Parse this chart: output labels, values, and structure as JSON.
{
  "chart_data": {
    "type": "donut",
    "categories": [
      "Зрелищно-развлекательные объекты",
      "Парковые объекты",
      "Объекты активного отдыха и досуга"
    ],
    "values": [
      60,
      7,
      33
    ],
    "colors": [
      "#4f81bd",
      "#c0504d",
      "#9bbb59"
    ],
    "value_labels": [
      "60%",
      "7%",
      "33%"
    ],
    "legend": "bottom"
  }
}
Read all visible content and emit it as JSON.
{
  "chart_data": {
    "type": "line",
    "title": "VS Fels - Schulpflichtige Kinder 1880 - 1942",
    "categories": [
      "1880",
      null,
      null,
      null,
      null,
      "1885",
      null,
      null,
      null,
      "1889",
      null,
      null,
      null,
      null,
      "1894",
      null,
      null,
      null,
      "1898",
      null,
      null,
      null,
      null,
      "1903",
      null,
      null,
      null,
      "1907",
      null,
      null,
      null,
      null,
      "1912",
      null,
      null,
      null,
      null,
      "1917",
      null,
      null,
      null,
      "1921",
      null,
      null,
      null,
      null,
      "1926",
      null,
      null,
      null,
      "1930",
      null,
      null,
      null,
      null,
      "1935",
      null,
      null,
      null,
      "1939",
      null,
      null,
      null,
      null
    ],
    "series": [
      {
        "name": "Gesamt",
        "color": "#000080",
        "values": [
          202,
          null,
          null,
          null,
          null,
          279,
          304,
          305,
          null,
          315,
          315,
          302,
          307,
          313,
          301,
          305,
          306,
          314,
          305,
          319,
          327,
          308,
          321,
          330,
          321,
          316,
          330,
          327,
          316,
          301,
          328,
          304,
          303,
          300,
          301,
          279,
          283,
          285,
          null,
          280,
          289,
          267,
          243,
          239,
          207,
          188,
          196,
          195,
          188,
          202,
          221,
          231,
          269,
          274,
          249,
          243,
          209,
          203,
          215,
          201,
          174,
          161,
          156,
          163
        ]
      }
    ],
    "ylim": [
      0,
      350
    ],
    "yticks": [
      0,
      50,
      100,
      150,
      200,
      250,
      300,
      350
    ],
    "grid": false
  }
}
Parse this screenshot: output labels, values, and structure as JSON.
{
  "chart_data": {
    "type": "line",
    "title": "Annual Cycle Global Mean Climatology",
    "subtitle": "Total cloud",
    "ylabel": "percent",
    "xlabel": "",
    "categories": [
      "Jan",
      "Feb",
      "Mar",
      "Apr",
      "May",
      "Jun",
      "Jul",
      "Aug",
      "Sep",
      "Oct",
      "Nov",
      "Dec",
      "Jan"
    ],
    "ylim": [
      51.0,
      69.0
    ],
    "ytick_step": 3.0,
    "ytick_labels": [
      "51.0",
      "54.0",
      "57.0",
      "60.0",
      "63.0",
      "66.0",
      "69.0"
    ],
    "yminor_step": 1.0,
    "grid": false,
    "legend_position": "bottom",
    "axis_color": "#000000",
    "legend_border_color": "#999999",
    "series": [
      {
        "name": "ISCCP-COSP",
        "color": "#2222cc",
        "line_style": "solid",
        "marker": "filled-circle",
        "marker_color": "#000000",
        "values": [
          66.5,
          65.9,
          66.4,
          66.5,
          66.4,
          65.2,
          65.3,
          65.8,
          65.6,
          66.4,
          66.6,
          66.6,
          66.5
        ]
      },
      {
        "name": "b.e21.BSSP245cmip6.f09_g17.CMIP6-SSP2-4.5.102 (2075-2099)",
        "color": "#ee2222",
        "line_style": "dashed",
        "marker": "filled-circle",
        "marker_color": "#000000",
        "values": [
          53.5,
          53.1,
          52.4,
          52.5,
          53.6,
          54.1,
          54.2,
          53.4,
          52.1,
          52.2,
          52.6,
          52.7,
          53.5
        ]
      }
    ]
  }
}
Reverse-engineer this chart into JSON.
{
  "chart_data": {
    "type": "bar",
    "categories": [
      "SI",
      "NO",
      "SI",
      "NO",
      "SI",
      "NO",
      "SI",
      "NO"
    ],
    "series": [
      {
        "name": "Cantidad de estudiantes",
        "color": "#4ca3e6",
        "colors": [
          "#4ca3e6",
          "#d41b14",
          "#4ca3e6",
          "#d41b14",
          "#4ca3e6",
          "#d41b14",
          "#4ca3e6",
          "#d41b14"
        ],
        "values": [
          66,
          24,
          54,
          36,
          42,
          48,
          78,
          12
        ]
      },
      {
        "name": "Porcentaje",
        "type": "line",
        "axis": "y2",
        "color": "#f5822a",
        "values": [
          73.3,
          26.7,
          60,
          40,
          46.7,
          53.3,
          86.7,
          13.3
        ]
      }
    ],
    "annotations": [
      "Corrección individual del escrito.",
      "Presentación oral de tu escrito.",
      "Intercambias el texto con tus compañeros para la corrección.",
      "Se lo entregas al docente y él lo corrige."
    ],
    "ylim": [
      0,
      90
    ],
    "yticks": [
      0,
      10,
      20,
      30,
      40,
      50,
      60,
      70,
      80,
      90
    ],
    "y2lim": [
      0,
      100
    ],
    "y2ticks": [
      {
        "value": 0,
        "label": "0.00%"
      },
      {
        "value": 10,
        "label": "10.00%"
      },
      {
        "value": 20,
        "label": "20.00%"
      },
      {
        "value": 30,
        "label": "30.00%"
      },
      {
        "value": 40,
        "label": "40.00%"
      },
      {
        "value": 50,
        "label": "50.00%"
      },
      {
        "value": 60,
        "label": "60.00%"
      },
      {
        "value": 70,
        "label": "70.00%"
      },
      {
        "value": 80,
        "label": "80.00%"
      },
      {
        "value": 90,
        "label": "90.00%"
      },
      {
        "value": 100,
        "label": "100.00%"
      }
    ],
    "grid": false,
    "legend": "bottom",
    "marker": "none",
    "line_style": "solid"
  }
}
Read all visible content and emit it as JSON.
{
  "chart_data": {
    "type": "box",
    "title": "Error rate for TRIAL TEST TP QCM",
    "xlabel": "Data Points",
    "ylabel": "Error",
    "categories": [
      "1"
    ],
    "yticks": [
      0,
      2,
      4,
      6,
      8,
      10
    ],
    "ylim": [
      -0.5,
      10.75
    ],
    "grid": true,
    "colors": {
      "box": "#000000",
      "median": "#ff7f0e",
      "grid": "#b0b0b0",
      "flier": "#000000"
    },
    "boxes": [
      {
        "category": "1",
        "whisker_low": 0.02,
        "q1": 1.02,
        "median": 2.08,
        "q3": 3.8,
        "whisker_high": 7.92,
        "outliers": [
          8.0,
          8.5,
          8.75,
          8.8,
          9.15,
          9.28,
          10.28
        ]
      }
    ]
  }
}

..............................

# Written problem:
Check each line above for the word "name", and copy the lines where it appears.

# Written reply:
        "name": "Gesamt",
        "name": "ISCCP-COSP",
        "name": "b.e21.BSSP245cmip6.f09_g17.CMIP6-SSP2-4.5.102 (2075-2099)",
        "name": "Cantidad de estudiantes",
        "name": "Porcentaje",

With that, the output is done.